EXERCISE BRIEF: Rewrite the rows from the start of the records through the line containing "y-right-tick-label: 250 bbox=[513, 142, 538, 159]", inclusive, replacing "data-point-square" with "point-square" and leaving everything else unchanged. Return only those rows.

DATA EXCERPTS:
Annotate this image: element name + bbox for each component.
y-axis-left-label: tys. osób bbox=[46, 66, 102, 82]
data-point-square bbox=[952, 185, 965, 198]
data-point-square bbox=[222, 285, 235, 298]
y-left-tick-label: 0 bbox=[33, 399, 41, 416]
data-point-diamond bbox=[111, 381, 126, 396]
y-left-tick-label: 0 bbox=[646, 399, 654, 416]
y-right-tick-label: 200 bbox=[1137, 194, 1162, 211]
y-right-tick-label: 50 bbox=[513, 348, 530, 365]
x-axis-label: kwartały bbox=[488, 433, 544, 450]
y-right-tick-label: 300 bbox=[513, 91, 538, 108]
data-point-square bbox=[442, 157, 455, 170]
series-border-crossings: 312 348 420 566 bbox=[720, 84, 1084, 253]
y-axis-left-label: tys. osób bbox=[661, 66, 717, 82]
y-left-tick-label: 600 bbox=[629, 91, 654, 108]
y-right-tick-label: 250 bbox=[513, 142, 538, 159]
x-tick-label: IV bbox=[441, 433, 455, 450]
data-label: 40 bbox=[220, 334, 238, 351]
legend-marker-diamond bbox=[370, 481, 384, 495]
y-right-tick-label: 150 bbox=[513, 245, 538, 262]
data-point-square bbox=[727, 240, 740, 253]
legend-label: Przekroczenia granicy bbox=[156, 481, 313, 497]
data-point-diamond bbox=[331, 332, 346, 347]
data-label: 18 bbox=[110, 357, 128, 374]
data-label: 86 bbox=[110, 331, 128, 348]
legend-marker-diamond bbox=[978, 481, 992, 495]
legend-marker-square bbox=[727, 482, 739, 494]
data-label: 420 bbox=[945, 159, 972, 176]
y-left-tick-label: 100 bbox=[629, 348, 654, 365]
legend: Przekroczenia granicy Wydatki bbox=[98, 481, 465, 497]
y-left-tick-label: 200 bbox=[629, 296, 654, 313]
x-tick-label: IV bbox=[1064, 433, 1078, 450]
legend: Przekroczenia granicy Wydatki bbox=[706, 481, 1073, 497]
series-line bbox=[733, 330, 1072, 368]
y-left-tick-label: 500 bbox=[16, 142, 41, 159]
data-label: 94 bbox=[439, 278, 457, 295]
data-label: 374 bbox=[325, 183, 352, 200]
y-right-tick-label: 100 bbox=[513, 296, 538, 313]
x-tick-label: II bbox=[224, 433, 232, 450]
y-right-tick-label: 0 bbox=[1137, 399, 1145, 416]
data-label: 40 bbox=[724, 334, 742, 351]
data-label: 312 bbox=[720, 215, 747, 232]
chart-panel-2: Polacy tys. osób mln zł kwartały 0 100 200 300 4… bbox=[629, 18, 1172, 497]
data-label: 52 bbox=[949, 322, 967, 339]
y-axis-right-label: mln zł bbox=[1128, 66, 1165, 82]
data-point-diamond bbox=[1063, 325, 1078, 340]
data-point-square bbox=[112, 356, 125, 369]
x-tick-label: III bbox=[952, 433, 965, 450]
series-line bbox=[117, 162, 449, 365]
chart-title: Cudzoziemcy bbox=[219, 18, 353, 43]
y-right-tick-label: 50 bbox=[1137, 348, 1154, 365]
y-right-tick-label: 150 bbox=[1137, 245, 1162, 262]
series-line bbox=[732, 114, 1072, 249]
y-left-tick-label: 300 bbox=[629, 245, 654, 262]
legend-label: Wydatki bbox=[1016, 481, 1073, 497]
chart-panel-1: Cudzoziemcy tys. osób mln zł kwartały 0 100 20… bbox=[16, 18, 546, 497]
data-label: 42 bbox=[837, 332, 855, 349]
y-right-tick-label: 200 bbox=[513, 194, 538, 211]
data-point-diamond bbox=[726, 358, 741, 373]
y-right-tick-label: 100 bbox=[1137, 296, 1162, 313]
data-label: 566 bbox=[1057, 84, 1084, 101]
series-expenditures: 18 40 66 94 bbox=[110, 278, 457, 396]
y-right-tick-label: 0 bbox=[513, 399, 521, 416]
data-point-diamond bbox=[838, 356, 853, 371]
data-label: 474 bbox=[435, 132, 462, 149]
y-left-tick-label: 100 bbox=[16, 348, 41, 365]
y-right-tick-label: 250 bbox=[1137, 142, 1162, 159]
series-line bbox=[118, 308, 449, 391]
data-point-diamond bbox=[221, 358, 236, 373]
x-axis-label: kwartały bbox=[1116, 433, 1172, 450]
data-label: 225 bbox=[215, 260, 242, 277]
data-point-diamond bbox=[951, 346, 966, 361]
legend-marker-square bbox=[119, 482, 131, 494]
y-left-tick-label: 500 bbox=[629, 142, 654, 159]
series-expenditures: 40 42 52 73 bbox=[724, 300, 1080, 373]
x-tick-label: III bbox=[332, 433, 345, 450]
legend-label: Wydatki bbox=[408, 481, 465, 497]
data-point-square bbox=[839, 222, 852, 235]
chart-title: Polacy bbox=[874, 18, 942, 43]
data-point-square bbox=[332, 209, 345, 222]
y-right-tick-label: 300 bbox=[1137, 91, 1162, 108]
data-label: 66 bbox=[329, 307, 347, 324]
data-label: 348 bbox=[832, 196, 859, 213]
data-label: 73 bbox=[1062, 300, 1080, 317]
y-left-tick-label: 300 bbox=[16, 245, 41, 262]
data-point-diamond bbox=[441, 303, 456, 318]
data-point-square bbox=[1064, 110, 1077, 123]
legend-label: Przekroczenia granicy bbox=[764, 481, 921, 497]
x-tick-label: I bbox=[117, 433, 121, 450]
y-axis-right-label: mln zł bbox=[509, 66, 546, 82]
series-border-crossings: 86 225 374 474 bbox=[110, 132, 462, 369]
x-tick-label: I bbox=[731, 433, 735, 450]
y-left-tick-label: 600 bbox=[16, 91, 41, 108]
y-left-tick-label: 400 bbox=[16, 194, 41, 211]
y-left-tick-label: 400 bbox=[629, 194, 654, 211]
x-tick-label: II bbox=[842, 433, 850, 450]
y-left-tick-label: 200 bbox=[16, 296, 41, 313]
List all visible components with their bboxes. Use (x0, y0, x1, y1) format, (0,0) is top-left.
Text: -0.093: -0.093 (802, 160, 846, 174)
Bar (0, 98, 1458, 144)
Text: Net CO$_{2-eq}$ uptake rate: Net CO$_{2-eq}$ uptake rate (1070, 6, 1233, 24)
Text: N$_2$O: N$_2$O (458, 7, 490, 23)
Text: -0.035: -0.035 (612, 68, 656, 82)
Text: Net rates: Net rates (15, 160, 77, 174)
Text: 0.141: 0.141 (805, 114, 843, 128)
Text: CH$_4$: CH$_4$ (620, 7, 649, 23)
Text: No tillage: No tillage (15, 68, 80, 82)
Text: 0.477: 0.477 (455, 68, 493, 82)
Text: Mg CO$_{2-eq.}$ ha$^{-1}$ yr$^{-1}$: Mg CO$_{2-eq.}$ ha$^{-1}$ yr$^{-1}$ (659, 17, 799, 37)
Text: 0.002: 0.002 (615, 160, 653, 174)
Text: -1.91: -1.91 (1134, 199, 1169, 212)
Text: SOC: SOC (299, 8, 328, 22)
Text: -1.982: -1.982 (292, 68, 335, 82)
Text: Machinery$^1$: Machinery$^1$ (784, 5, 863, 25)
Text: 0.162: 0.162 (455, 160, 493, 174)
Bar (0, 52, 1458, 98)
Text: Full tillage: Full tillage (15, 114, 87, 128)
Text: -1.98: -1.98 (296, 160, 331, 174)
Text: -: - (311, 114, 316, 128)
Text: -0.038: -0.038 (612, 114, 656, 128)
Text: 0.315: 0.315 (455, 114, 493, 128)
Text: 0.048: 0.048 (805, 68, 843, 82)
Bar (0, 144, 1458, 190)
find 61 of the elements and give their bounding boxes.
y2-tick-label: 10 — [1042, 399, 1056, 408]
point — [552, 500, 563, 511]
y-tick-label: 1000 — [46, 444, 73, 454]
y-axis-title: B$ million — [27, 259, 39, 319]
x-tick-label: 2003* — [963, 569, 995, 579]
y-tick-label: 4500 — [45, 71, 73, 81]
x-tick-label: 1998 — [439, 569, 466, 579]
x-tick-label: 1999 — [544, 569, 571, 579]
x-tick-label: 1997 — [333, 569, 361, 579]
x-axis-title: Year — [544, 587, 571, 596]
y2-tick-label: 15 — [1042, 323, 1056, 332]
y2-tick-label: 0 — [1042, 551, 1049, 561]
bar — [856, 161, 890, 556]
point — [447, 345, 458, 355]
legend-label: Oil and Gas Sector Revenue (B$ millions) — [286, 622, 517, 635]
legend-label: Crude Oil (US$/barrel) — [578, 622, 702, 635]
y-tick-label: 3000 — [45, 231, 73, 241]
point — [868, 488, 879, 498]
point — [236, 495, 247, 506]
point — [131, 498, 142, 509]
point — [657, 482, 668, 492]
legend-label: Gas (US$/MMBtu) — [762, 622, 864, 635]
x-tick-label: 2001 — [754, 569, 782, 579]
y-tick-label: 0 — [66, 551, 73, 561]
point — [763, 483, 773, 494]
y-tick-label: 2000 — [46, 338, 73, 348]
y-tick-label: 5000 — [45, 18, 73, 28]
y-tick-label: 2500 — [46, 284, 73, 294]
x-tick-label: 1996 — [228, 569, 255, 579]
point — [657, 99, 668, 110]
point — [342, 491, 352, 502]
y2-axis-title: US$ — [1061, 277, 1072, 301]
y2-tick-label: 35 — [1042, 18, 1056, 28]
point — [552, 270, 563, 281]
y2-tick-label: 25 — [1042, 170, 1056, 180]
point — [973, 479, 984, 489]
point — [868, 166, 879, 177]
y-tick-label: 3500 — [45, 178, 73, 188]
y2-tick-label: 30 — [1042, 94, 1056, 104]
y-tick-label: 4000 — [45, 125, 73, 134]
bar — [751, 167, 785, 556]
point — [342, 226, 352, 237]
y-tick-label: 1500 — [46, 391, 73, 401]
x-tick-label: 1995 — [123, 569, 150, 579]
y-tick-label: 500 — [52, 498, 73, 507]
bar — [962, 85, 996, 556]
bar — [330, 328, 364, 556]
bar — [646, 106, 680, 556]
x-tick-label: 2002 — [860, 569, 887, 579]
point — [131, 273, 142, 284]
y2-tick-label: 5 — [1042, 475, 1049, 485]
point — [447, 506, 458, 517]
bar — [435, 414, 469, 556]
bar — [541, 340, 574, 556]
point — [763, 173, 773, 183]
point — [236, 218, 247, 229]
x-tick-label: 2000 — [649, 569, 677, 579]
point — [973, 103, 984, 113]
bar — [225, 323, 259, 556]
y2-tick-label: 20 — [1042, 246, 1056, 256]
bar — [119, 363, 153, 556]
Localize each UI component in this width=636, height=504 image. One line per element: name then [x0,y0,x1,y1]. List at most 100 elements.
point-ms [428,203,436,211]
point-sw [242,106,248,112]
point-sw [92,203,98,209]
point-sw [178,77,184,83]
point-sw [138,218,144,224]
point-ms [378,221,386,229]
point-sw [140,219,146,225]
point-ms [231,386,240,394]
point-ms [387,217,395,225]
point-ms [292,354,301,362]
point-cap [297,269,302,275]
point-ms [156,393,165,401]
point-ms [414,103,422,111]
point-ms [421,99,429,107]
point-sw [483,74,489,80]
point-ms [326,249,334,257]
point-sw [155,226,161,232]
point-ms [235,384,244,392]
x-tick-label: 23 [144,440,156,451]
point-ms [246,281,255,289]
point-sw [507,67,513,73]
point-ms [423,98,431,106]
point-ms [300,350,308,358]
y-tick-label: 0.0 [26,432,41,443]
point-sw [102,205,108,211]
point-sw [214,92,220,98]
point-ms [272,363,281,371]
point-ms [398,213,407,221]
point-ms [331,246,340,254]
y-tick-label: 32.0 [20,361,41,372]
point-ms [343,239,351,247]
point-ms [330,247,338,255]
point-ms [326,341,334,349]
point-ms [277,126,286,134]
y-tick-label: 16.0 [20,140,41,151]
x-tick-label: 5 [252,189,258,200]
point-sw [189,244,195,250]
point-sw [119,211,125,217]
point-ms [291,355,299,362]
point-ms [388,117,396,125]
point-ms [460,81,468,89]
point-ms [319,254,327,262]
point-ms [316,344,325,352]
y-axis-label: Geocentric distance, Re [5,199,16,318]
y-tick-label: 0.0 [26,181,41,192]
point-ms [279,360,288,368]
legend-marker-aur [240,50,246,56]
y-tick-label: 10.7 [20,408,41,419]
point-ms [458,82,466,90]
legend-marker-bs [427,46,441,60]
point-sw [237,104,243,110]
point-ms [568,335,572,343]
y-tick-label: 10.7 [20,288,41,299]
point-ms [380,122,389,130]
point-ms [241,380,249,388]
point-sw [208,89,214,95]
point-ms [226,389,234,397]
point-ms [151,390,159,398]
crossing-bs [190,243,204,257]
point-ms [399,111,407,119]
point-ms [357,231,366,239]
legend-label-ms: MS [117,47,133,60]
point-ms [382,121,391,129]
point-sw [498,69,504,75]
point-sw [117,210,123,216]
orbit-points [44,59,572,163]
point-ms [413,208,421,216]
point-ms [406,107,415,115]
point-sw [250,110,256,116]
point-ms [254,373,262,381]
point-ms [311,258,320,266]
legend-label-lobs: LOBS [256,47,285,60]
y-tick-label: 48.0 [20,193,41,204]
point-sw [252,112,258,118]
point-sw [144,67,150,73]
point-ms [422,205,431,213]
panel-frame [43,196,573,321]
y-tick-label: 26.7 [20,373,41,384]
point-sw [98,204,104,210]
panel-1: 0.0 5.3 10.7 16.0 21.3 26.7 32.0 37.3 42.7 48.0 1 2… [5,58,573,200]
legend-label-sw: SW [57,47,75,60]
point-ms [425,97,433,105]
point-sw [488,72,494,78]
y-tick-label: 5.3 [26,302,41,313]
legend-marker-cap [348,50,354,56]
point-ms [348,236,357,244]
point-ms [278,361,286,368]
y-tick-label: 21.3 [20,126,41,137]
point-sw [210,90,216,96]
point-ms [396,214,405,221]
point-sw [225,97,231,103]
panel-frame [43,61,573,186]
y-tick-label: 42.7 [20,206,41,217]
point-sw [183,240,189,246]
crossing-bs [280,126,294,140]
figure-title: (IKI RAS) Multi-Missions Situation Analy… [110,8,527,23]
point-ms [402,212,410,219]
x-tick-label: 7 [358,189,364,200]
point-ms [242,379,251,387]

RIGHT ANSWER:
Annotate this image: element name + bbox for each component.
y-axis-left-label: tys. osób bbox=[46, 66, 102, 82]
point-square bbox=[952, 185, 965, 198]
point-square bbox=[222, 285, 235, 298]
y-left-tick-label: 0 bbox=[33, 399, 41, 416]
data-point-diamond bbox=[111, 381, 126, 396]
y-left-tick-label: 0 bbox=[646, 399, 654, 416]
y-right-tick-label: 200 bbox=[1137, 194, 1162, 211]
y-right-tick-label: 50 bbox=[513, 348, 530, 365]
x-axis-label: kwartały bbox=[488, 433, 544, 450]
y-right-tick-label: 300 bbox=[513, 91, 538, 108]
point-square bbox=[442, 157, 455, 170]
series-border-crossings: 312 348 420 566 bbox=[720, 84, 1084, 253]
y-axis-left-label: tys. osób bbox=[661, 66, 717, 82]
y-left-tick-label: 600 bbox=[629, 91, 654, 108]
y-right-tick-label: 250 bbox=[513, 142, 538, 159]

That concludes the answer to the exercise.